**GIVEN EXERCISE:**
Return each line containing the string "document".
===============
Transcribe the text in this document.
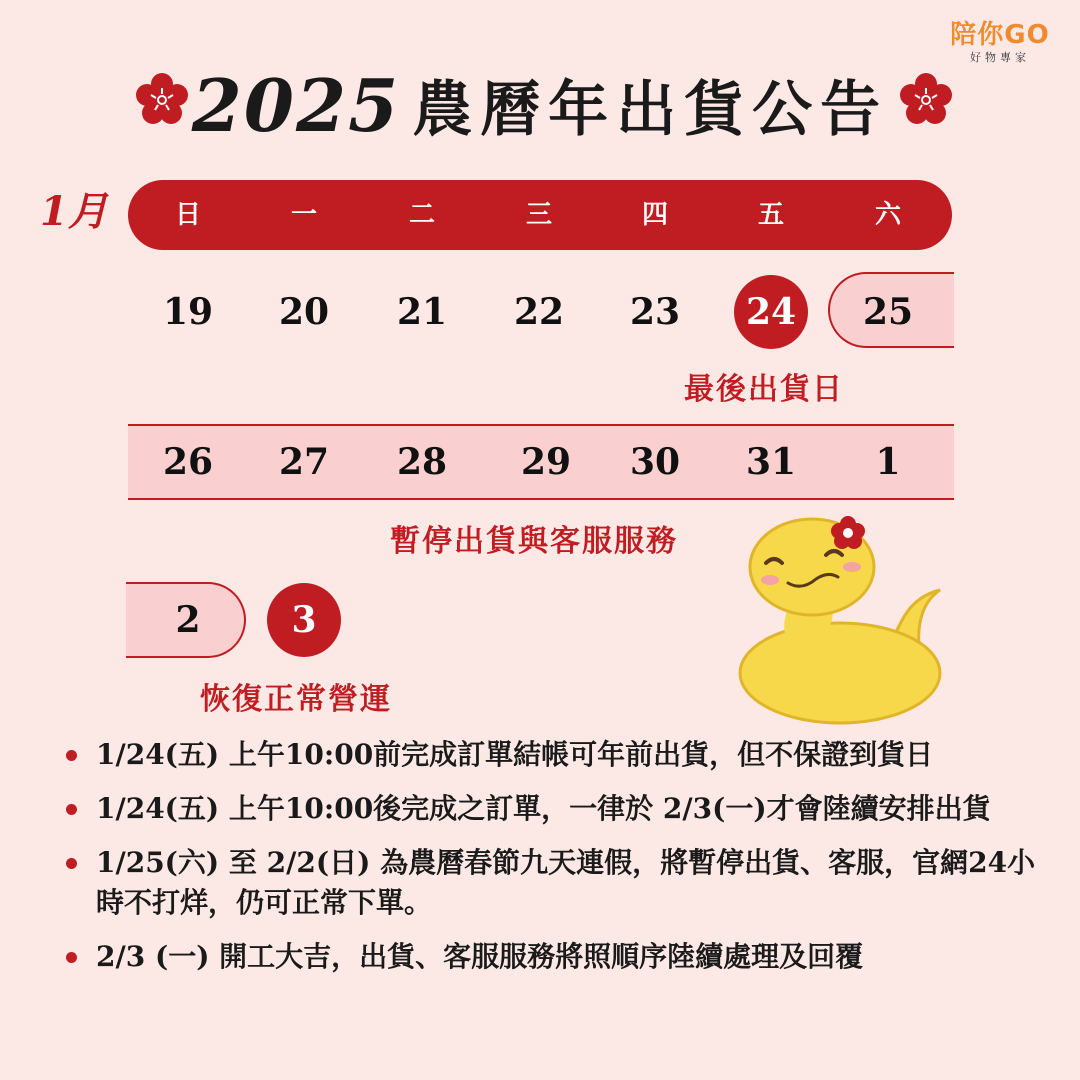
陪你GO
好物專家
2025 農曆年出貨公告
1月	日	一	二	三	四	五	六
19	20	21	22	23	24	25
最後出貨日
26	27	28	29	30	31	1
暫停出貨與客服服務
2	3
恢復正常營運
1/24(五) 上午10:00前完成訂單結帳可年前出貨，但不保證到貨日
1/24(五) 上午10:00後完成之訂單，一律於 2/3(一)才會陸續安排出貨
1/25(六) 至 2/2(日) 為農曆春節九天連假，將暫停出貨、客服，官網24小時不打烊，仍可正常下單。
2/3 (一) 開工大吉，出貨、客服服務將照順序陸續處理及回覆
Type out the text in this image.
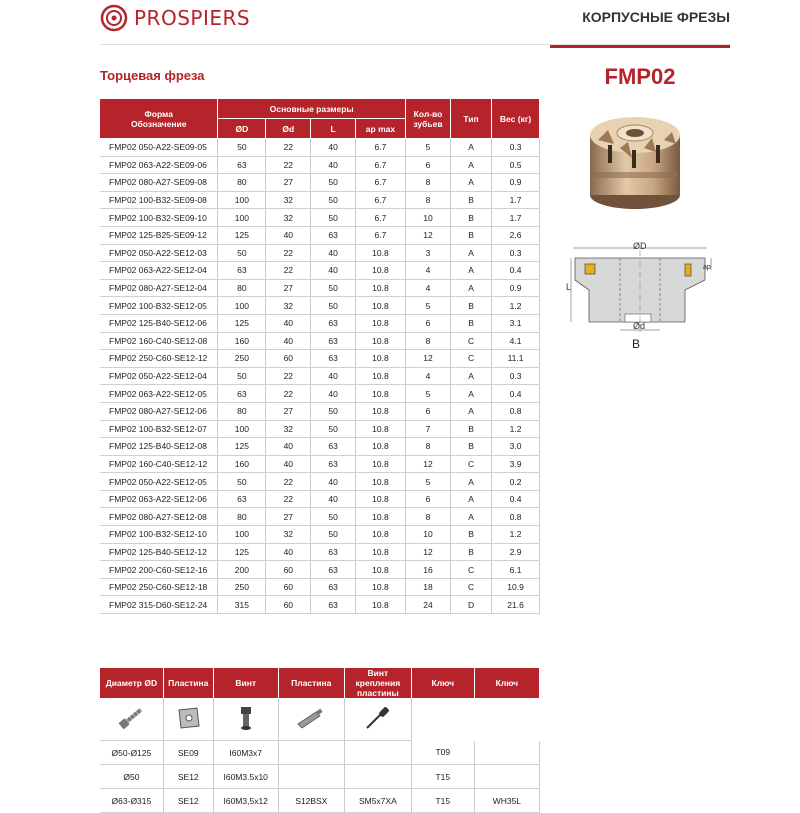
PROSPIERS	КОРПУСНЫЕ ФРЕЗЫ
Торцевая фреза	FMP02
ØD
Ød
L
ap
B
Форма
Обозначение	Основные размеры				Кол-во зубьев	Тип	Вес (кг)
	ØD	Ød	L	ap max			
FMP02 050-A22-SE09-05	50	22	40	6.7	5	A	0.3
FMP02 063-A22-SE09-06	63	22	40	6.7	6	A	0.5
FMP02 080-A27-SE09-08	80	27	50	6.7	8	A	0.9
FMP02 100-B32-SE09-08	100	32	50	6.7	8	B	1.7
FMP02 100-B32-SE09-10	100	32	50	6.7	10	B	1.7
FMP02 125-B25-SE09-12	125	40	63	6.7	12	B	2.6
FMP02 050-A22-SE12-03	50	22	40	10.8	3	A	0.3
FMP02 063-A22-SE12-04	63	22	40	10.8	4	A	0.4
FMP02 080-A27-SE12-04	80	27	50	10.8	4	A	0.9
FMP02 100-B32-SE12-05	100	32	50	10.8	5	B	1.2
FMP02 125-B40-SE12-06	125	40	63	10.8	6	B	3.1
FMP02 160-C40-SE12-08	160	40	63	10.8	8	C	4.1
FMP02 250-C60-SE12-12	250	60	63	10.8	12	C	11.1
FMP02 050-A22-SE12-04	50	22	40	10.8	4	A	0.3
FMP02 063-A22-SE12-05	63	22	40	10.8	5	A	0.4
FMP02 080-A27-SE12-06	80	27	50	10.8	6	A	0.8
FMP02 100-B32-SE12-07	100	32	50	10.8	7	B	1.2
FMP02 125-B40-SE12-08	125	40	63	10.8	8	B	3.0
FMP02 160-C40-SE12-12	160	40	63	10.8	12	C	3.9
FMP02 050-A22-SE12-05	50	22	40	10.8	5	A	0.2
FMP02 063-A22-SE12-06	63	22	40	10.8	6	A	0.4
FMP02 080-A27-SE12-08	80	27	50	10.8	8	A	0.8
FMP02 100-B32-SE12-10	100	32	50	10.8	10	B	1.2
FMP02 125-B40-SE12-12	125	40	63	10.8	12	B	2.9
FMP02 200-C60-SE12-16	200	60	63	10.8	16	C	6.1
FMP02 250-C60-SE12-18	250	60	63	10.8	18	C	10.9
FMP02 315-D60-SE12-24	315	60	63	10.8	24	D	21.6
Диаметр ØD	Пластина	Винт	Пластина	Винт крепления пластины	Ключ	Ключ

Ø50-Ø125	SE09	I60M3x7			T09	
Ø50	SE12	I60M3.5x10			T15	
Ø63-Ø315	SE12	I60M3,5x12	S12BSX	SM5x7XA	T15	WH35L
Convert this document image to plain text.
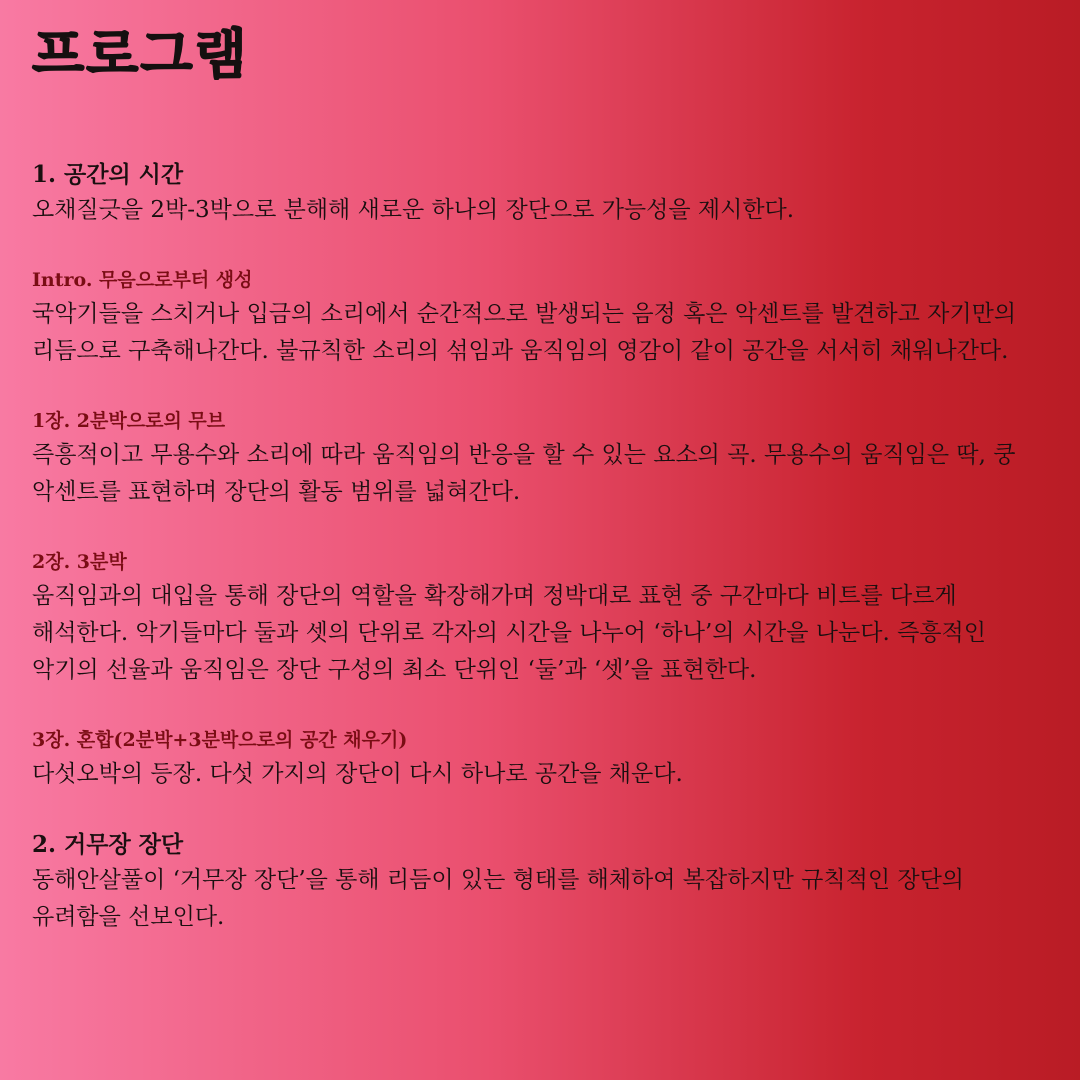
프로그램
1. 공간의 시간

오채질긋을 2박-3박으로 분해해 새로운 하나의 장단으로 가능성을 제시한다.

Intro. 무음으로부터 생성

국악기들을 스치거나 입금의 소리에서 순간적으로 발생되는 음정 혹은 악센트를 발견하고 자기만의 리듬으로 구축해나간다. 불규칙한 소리의 섞임과 움직임의 영감이 같이 공간을 서서히 채워나간다.

1장. 2분박으로의 무브

즉흥적이고 무용수와 소리에 따라 움직임의 반응을 할 수 있는 요소의 곡. 무용수의 움직임은 딱, 쿵 악센트를 표현하며 장단의 활동 범위를 넓혀간다.

2장. 3분박

움직임과의 대입을 통해 장단의 역할을 확장해가며 정박대로 표현 중 구간마다 비트를 다르게 해석한다. 악기들마다 둘과 셋의 단위로 각자의 시간을 나누어 ‘하나’의 시간을 나눈다. 즉흥적인 악기의 선율과 움직임은 장단 구성의 최소 단위인 ‘둘’과 ‘셋’을 표현한다.

3장. 혼합(2분박+3분박으로의 공간 채우기)

다섯오박의 등장. 다섯 가지의 장단이 다시 하나로 공간을 채운다.

2. 거무장 장단

동해안살풀이 ‘거무장 장단’을 통해 리듬이 있는 형태를 해체하여 복잡하지만 규칙적인 장단의 유려함을 선보인다.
===============
**COMPLETE ANSWER:**
Transcribe the text in this document.
Convert this document image to plain text.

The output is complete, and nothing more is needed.